Excerpt to read:
┄┄┄┄┄┄

Science Fantasy Role Playing. It’s the title used for Mutant Future, but I think it best applies to the setting of Michael Moorcock’s Hawkmoon novels and the Hawkmoon RPG.
When I started this blog, I commented that I didn’t own a copy of Stormbringer nor had I ever played it – which was interesting in that the primary influence on my own D&D campaigns over the years was the Young Kingdoms from the Elric Saga. A few months later I got a copy of the Stormbringer boxed set, and more recently I picked up a lot that included the fourth edition of Stormbringer, the Games Workshop edition (I didn’t even know such a thing existed!), a bunch of supplements for it, and the Hawkmoon RPG.
Hawkmoon is a series I really enjoy because it shows how well you can run a post-apocalyptic campaign without it becoming all about ancient tech and bizarre insane AIs and robots. It reminds me of Thundarr the Barbarian except that here magic really is just science on a level so advanced that it becomes indistinguishable.

┄┄┄┄┄┄

Data extract:
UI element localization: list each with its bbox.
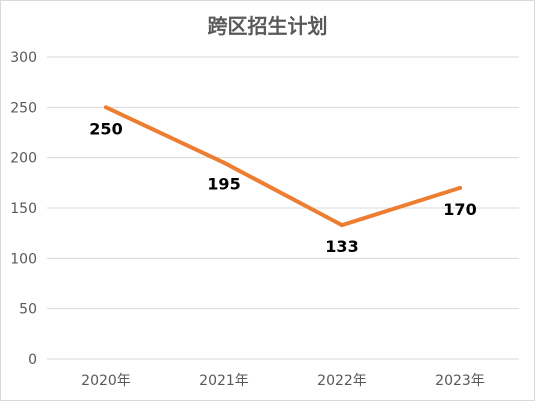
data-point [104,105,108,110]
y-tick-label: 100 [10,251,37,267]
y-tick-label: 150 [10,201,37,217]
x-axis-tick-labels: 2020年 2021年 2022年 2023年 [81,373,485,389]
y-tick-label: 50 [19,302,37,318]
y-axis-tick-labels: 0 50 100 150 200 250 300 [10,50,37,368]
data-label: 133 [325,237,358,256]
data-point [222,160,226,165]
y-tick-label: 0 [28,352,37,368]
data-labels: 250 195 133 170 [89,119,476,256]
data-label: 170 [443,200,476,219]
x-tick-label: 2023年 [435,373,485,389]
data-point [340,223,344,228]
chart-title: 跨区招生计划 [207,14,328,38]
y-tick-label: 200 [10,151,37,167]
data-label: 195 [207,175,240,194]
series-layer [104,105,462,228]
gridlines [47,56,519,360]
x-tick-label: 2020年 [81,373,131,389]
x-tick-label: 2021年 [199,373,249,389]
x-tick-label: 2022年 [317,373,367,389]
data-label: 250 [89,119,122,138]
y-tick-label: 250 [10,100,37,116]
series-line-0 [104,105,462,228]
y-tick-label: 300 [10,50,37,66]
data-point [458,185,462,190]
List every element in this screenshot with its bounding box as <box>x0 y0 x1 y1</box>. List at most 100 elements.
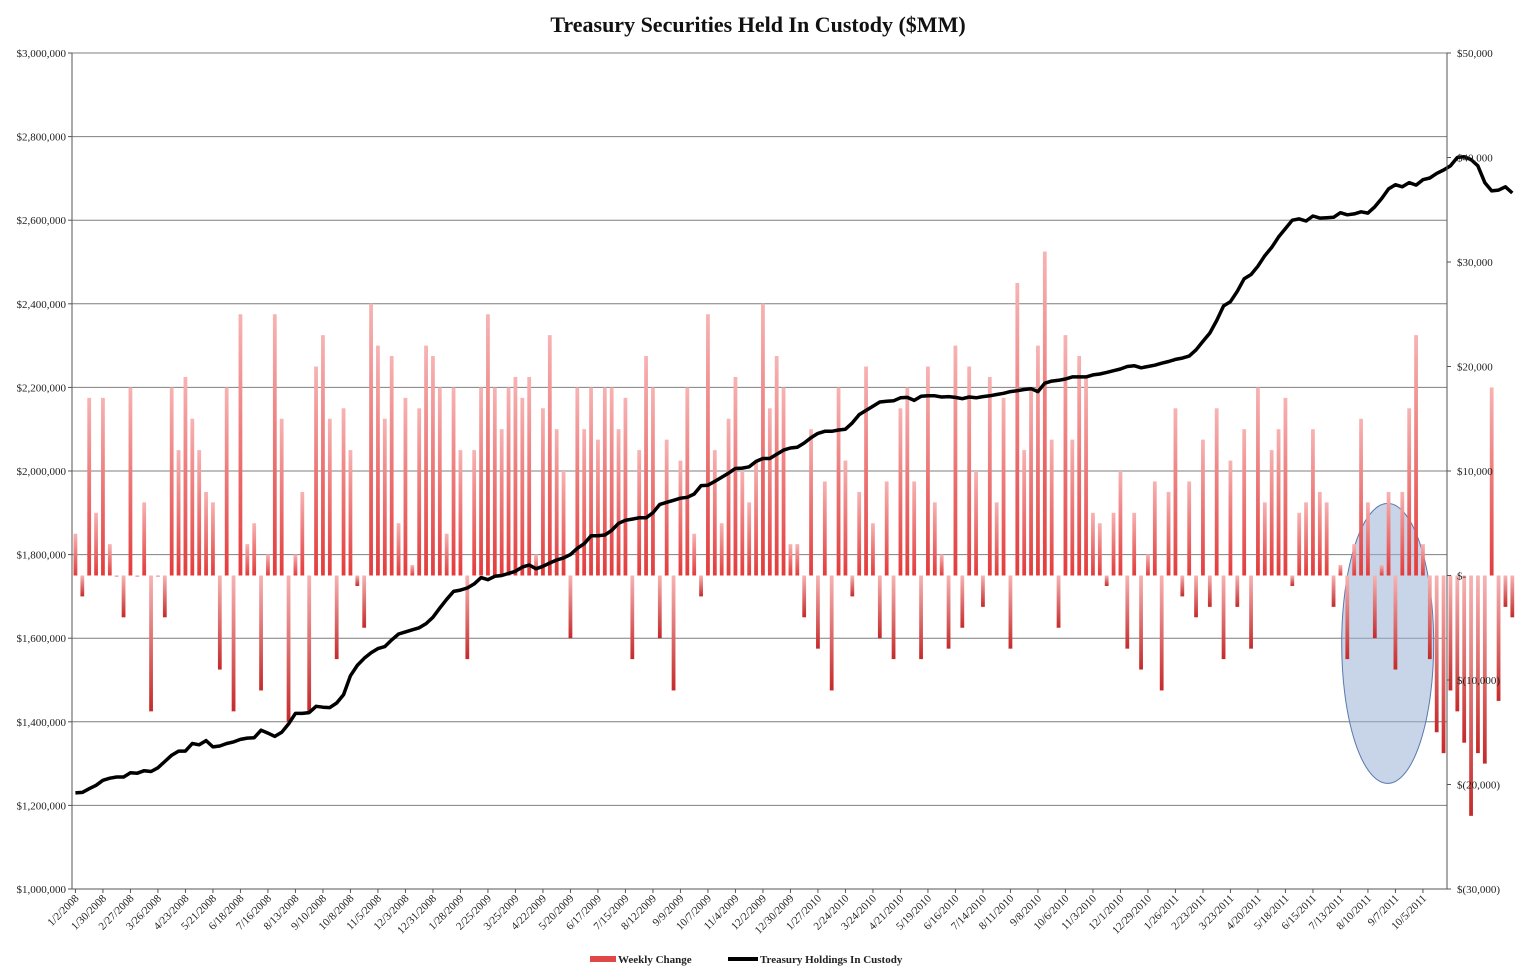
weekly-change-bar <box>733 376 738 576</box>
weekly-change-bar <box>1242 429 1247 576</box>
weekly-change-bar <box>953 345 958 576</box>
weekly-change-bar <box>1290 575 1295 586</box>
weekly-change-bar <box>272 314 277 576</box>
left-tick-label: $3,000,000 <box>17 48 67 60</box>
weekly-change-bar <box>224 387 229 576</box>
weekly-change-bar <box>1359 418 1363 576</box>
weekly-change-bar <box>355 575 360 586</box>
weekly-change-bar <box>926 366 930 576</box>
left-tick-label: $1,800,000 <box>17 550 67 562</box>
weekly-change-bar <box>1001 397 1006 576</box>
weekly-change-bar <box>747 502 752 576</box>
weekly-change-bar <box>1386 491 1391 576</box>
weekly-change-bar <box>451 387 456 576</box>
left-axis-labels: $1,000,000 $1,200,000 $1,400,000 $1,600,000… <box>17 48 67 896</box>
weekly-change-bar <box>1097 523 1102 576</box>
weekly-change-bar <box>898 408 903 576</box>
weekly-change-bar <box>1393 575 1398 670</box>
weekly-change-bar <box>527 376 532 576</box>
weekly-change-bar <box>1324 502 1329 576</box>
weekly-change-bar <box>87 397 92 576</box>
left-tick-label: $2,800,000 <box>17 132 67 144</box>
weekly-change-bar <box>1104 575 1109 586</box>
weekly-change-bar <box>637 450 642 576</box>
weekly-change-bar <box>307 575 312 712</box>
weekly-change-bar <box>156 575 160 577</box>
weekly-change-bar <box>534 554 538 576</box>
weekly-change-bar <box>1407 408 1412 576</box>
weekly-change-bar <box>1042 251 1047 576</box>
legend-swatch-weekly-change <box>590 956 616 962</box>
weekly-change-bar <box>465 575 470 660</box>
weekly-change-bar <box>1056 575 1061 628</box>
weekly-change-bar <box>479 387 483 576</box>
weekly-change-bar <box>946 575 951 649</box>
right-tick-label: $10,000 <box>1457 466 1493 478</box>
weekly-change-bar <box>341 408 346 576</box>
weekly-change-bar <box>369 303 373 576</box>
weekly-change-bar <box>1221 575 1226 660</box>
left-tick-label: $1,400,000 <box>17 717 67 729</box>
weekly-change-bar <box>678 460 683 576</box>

┄┄┄┄┄┄

Task instructions:
(a) According to the blog post, what things can a post-apocalyptic campaign avoid becoming all about? List them.
(b) Copy the blog post word for word from "Science Fantasy Role" to "it, and the Hawkmoon RPG.".

Solutions by task:
(a) Ancient tech, bizarre insane AIs and robots.

(b)
Science Fantasy Role Playing. It’s the title used for Mutant Future, but I think it best applies to the setting of Michael Moorcock’s Hawkmoon novels and the Hawkmoon RPG.
When I started this blog, I commented that I didn’t own a copy of Stormbringer nor had I ever played it – which was interesting in that the primary influence on my own D&D campaigns over the years was the Young Kingdoms from the Elric Saga. A few months later I got a copy of the Stormbringer boxed set, and more recently I picked up a lot that included the fourth edition of Stormbringer, the Games Workshop edition (I didn’t even know such a thing existed!), a bunch of supplements for it, and the Hawkmoon RPG.